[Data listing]
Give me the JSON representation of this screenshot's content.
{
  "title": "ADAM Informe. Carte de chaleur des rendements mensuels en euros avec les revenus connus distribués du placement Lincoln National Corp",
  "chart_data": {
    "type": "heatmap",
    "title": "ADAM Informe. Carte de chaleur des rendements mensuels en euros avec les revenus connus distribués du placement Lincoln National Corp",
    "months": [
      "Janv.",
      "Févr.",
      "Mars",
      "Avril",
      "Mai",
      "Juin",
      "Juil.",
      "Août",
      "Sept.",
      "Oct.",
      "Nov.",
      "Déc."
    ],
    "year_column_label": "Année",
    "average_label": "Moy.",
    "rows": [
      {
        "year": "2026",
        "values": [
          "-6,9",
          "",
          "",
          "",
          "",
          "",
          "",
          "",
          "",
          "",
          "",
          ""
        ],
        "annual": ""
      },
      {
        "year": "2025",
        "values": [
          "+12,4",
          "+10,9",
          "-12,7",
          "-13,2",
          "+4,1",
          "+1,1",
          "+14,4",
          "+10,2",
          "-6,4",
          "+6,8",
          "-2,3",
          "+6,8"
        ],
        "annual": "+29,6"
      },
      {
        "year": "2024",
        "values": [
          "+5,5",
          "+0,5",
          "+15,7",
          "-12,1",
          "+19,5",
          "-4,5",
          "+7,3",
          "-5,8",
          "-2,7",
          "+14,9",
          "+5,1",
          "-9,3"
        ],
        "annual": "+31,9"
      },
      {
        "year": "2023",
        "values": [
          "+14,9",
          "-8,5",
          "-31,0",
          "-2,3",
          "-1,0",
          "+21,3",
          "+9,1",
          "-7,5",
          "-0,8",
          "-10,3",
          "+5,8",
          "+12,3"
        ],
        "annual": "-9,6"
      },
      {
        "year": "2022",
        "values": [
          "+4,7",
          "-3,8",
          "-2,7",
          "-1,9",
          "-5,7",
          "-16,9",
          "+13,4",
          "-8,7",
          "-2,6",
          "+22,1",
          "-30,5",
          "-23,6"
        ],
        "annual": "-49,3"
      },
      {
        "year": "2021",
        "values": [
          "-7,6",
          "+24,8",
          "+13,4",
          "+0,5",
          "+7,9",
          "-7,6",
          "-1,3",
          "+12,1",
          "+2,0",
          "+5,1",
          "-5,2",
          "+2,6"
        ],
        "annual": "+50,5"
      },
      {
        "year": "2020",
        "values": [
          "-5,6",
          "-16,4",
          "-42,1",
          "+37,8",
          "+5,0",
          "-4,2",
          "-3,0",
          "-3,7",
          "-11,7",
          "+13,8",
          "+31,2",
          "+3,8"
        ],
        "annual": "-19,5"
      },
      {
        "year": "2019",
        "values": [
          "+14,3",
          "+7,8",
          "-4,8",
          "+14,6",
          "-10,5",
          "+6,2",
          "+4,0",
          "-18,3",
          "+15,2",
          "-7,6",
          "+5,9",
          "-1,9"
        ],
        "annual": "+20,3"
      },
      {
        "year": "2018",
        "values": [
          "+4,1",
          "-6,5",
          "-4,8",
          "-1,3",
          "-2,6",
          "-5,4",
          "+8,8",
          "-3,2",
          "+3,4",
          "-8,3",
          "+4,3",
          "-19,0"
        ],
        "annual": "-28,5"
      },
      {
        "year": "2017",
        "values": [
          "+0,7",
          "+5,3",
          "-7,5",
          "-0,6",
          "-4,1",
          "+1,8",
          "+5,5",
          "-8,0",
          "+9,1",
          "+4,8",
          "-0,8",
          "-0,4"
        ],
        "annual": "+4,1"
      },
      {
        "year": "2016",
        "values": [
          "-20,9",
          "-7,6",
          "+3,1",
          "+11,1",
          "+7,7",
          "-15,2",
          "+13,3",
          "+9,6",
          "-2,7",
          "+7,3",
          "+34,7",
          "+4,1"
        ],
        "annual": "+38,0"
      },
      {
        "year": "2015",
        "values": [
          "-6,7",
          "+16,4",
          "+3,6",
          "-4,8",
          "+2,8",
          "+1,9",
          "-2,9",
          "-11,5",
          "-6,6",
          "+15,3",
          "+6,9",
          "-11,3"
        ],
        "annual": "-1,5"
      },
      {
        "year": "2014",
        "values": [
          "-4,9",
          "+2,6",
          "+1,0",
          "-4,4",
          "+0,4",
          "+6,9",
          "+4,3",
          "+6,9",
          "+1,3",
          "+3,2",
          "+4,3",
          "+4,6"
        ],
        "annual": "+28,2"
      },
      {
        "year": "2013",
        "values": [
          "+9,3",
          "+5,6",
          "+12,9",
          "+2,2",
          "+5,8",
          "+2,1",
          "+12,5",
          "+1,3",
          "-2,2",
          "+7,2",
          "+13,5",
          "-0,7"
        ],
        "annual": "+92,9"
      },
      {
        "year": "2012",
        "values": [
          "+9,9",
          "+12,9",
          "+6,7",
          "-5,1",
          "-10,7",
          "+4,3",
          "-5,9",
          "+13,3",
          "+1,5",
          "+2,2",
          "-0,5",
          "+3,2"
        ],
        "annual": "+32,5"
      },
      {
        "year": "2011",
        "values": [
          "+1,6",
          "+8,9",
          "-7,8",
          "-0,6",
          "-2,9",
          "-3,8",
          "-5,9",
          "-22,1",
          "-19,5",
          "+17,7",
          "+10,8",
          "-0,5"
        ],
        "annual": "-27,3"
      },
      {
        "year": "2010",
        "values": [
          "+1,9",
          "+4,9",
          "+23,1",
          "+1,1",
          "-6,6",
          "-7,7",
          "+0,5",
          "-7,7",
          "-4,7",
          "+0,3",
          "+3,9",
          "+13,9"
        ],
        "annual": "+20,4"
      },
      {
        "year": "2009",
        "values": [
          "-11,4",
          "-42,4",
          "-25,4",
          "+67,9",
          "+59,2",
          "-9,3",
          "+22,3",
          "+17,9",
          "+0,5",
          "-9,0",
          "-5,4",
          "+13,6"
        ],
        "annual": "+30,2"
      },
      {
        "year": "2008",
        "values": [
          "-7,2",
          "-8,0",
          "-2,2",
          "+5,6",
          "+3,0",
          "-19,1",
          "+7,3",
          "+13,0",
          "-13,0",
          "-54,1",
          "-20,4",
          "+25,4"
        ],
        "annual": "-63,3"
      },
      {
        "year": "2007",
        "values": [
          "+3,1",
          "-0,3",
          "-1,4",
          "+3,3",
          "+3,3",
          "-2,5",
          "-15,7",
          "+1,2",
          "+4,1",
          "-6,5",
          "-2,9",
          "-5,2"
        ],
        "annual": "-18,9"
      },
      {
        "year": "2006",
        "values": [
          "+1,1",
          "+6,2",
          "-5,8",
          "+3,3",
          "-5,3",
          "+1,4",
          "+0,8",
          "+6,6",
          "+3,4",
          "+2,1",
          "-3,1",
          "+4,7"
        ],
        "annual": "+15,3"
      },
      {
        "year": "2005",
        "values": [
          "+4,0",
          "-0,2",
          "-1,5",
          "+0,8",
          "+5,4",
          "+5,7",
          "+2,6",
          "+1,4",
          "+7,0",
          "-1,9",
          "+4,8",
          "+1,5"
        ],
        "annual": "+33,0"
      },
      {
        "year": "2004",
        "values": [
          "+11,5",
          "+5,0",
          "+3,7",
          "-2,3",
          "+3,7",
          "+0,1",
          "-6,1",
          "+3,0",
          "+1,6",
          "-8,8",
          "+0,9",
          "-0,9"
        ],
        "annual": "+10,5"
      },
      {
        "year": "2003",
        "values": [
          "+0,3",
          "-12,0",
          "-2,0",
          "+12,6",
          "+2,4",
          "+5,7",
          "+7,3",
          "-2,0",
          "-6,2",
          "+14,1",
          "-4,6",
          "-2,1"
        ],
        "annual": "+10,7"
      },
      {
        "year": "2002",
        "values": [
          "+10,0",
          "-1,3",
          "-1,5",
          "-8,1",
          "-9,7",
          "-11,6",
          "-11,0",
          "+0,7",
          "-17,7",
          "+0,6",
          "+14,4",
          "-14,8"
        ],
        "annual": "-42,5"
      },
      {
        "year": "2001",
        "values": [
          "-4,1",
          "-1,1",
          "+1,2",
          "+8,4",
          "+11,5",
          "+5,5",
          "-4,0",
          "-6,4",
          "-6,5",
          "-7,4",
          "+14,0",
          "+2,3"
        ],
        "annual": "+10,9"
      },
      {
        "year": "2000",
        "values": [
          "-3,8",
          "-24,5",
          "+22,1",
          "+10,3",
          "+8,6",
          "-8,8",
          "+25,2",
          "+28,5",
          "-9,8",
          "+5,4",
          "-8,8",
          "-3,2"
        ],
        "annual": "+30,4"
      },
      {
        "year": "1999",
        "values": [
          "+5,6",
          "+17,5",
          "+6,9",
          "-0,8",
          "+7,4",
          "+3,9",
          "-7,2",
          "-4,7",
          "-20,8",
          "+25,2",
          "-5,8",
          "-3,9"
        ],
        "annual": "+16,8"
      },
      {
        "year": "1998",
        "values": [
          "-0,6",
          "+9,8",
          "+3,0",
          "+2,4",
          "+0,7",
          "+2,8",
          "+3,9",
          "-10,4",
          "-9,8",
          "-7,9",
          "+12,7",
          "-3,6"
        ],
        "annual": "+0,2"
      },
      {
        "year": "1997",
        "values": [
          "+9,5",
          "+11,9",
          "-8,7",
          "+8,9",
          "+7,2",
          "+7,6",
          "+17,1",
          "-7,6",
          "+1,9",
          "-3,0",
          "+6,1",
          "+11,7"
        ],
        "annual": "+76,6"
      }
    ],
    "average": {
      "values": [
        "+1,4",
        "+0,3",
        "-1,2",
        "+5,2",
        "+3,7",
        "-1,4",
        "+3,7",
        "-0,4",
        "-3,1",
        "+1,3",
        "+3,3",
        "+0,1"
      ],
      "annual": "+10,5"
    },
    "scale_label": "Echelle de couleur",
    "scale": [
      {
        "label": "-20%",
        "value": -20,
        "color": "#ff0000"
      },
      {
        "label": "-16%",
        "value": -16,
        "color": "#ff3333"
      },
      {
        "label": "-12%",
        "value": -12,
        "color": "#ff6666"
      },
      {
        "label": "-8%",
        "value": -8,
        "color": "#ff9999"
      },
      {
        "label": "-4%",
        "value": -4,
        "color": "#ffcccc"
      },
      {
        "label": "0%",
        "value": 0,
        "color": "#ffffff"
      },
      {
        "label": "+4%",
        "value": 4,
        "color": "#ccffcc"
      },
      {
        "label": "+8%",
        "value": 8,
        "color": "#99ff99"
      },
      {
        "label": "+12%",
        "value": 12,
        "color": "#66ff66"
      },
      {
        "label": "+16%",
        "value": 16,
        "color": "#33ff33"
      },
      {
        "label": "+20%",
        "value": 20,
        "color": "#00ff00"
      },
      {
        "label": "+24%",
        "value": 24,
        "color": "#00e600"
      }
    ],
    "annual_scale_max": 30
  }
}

= Given instruction =
A single figure is required: the number of lines above in which the word "revenus" occurs.

= Response to the exercise =
2